### Brief:
Output each entry that follows exactly. Images stay out.

_ _ _ _ _

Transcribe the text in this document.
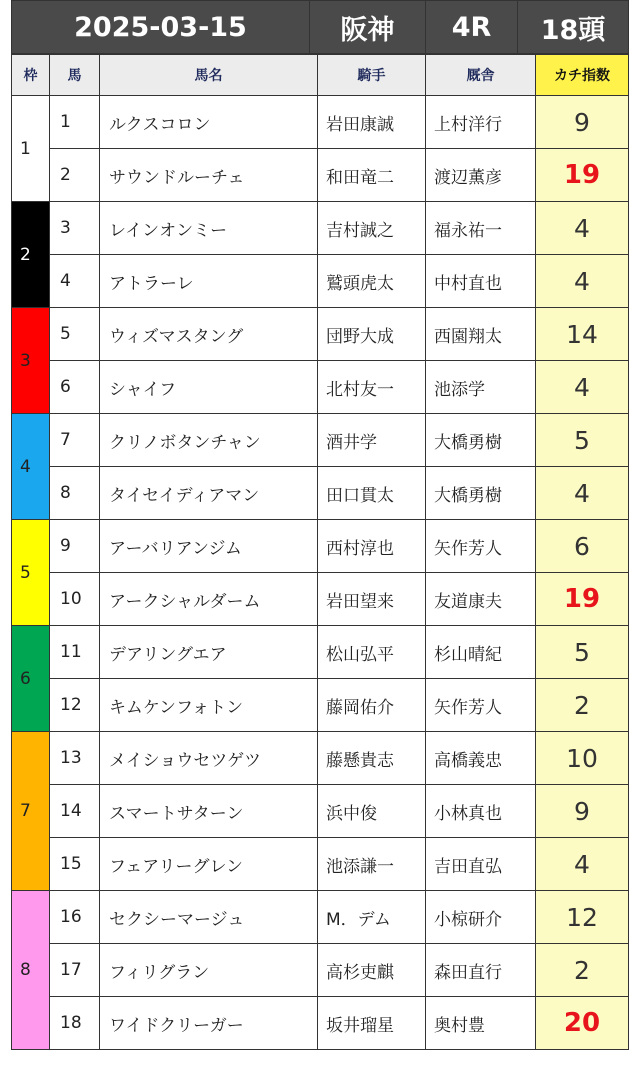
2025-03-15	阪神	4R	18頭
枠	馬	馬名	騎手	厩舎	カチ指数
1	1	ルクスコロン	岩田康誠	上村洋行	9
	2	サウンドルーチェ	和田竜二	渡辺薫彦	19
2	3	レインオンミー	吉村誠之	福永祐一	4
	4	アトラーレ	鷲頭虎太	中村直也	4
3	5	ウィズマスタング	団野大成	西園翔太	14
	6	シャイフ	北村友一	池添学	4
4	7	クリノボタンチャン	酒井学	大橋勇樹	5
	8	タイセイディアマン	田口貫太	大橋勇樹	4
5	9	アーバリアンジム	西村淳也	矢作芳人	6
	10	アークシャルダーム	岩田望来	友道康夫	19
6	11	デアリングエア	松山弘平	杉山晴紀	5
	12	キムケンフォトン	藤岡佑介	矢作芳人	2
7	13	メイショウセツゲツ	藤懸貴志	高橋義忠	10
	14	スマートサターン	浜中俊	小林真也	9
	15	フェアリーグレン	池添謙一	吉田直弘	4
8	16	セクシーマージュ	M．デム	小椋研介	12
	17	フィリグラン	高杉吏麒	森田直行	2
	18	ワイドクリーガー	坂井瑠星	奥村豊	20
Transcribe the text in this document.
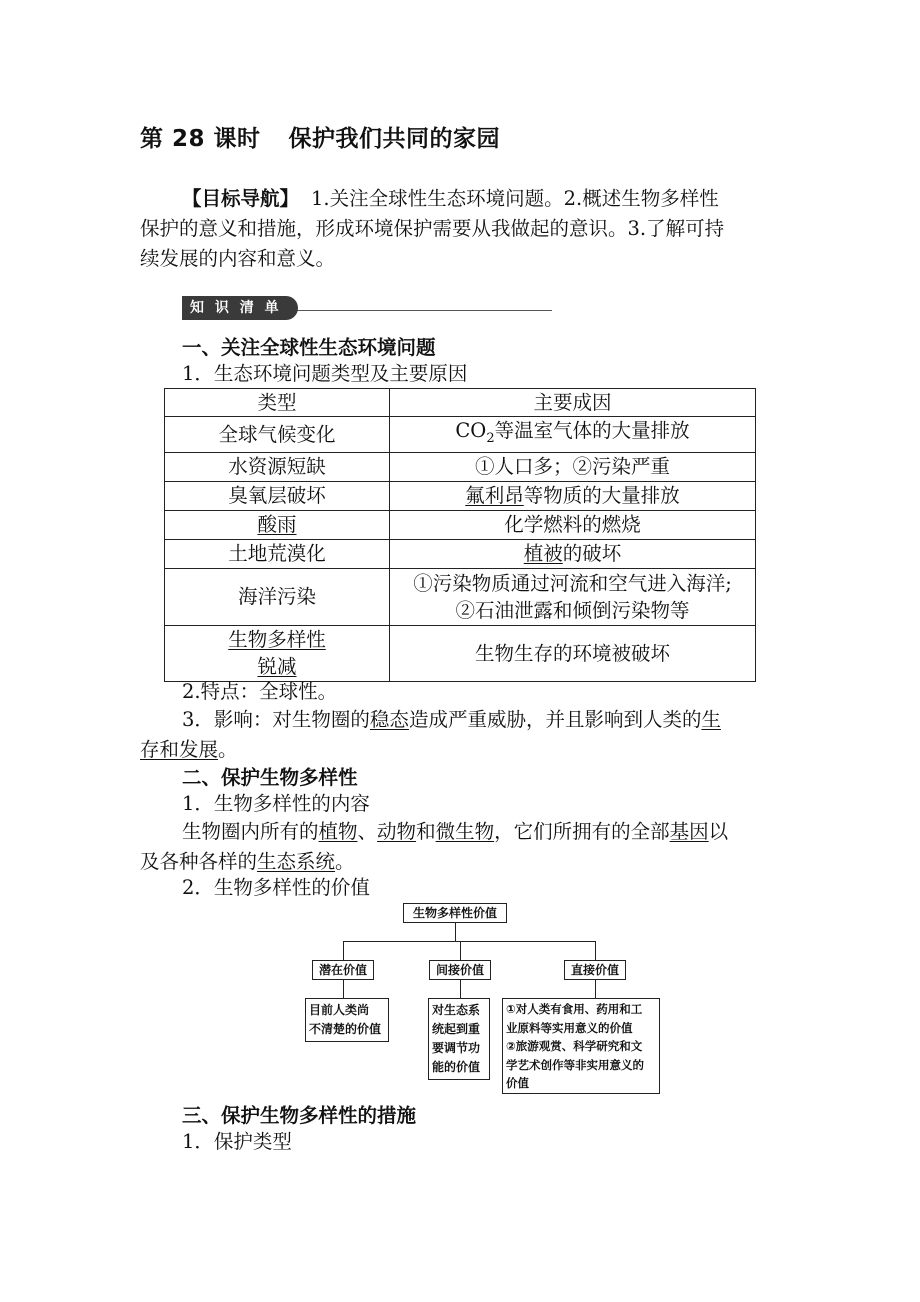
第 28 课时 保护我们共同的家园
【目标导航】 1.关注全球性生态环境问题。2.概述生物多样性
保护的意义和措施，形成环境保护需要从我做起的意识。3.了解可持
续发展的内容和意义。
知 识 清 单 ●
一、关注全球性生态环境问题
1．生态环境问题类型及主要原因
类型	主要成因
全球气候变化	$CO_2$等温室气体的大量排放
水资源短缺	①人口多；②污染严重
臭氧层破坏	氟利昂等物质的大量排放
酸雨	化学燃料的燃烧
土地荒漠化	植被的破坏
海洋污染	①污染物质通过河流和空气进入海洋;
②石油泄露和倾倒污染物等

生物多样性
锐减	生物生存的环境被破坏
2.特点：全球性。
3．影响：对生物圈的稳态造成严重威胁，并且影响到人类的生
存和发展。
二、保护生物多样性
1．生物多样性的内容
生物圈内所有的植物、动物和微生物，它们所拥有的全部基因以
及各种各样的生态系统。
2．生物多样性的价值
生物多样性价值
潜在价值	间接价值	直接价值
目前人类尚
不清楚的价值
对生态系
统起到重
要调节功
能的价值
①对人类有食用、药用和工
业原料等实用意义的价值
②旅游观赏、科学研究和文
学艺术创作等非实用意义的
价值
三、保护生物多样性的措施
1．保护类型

_ _ _ _ _

### Output:
Transcribe the text in this document.
2025-03-15	阪神	4R	18頭
枠	馬	馬名	騎手	厩舎	カチ指数
1	1	ルクスコロン	岩田康誠	上村洋行	9
	2	サウンドルーチェ	和田竜二	渡辺薫彦	19
2	3	レインオンミー	吉村誠之	福永祐一	4
	4	アトラーレ	鷲頭虎太	中村直也	4
3	5	ウィズマスタング	団野大成	西園翔太	14
	6	シャイフ	北村友一	池添学	4
4	7	クリノボタンチャン	酒井学	大橋勇樹	5
	8	タイセイディアマン	田口貫太	大橋勇樹	4
5	9	アーバリアンジム	西村淳也	矢作芳人	6
	10	アークシャルダーム	岩田望来	友道康夫	19
6	11	デアリングエア	松山弘平	杉山晴紀	5
	12	キムケンフォトン	藤岡佑介	矢作芳人	2
7	13	メイショウセツゲツ	藤懸貴志	高橋義忠	10
	14	スマートサターン	浜中俊	小林真也	9
	15	フェアリーグレン	池添謙一	吉田直弘	4
8	16	セクシーマージュ	M．デム	小椋研介	12
	17	フィリグラン	高杉吏麒	森田直行	2
	18	ワイドクリーガー	坂井瑠星	奥村豊	20
Transcribe the text in this document.
第 28 课时 保护我们共同的家园
【目标导航】 1.关注全球性生态环境问题。2.概述生物多样性
保护的意义和措施，形成环境保护需要从我做起的意识。3.了解可持
续发展的内容和意义。
知 识 清 单 ●
一、关注全球性生态环境问题
1．生态环境问题类型及主要原因
类型	主要成因
全球气候变化	$CO_2$等温室气体的大量排放
水资源短缺	①人口多；②污染严重
臭氧层破坏	氟利昂等物质的大量排放
酸雨	化学燃料的燃烧
土地荒漠化	植被的破坏
海洋污染	①污染物质通过河流和空气进入海洋;
②石油泄露和倾倒污染物等

生物多样性
锐减	生物生存的环境被破坏
2.特点：全球性。
3．影响：对生物圈的稳态造成严重威胁，并且影响到人类的生
存和发展。
二、保护生物多样性
1．生物多样性的内容
生物圈内所有的植物、动物和微生物，它们所拥有的全部基因以
及各种各样的生态系统。
2．生物多样性的价值
生物多样性价值
潜在价值	间接价值	直接价值
目前人类尚
不清楚的价值
对生态系
统起到重
要调节功
能的价值
①对人类有食用、药用和工
业原料等实用意义的价值
②旅游观赏、科学研究和文
学艺术创作等非实用意义的
价值
三、保护生物多样性的措施
1．保护类型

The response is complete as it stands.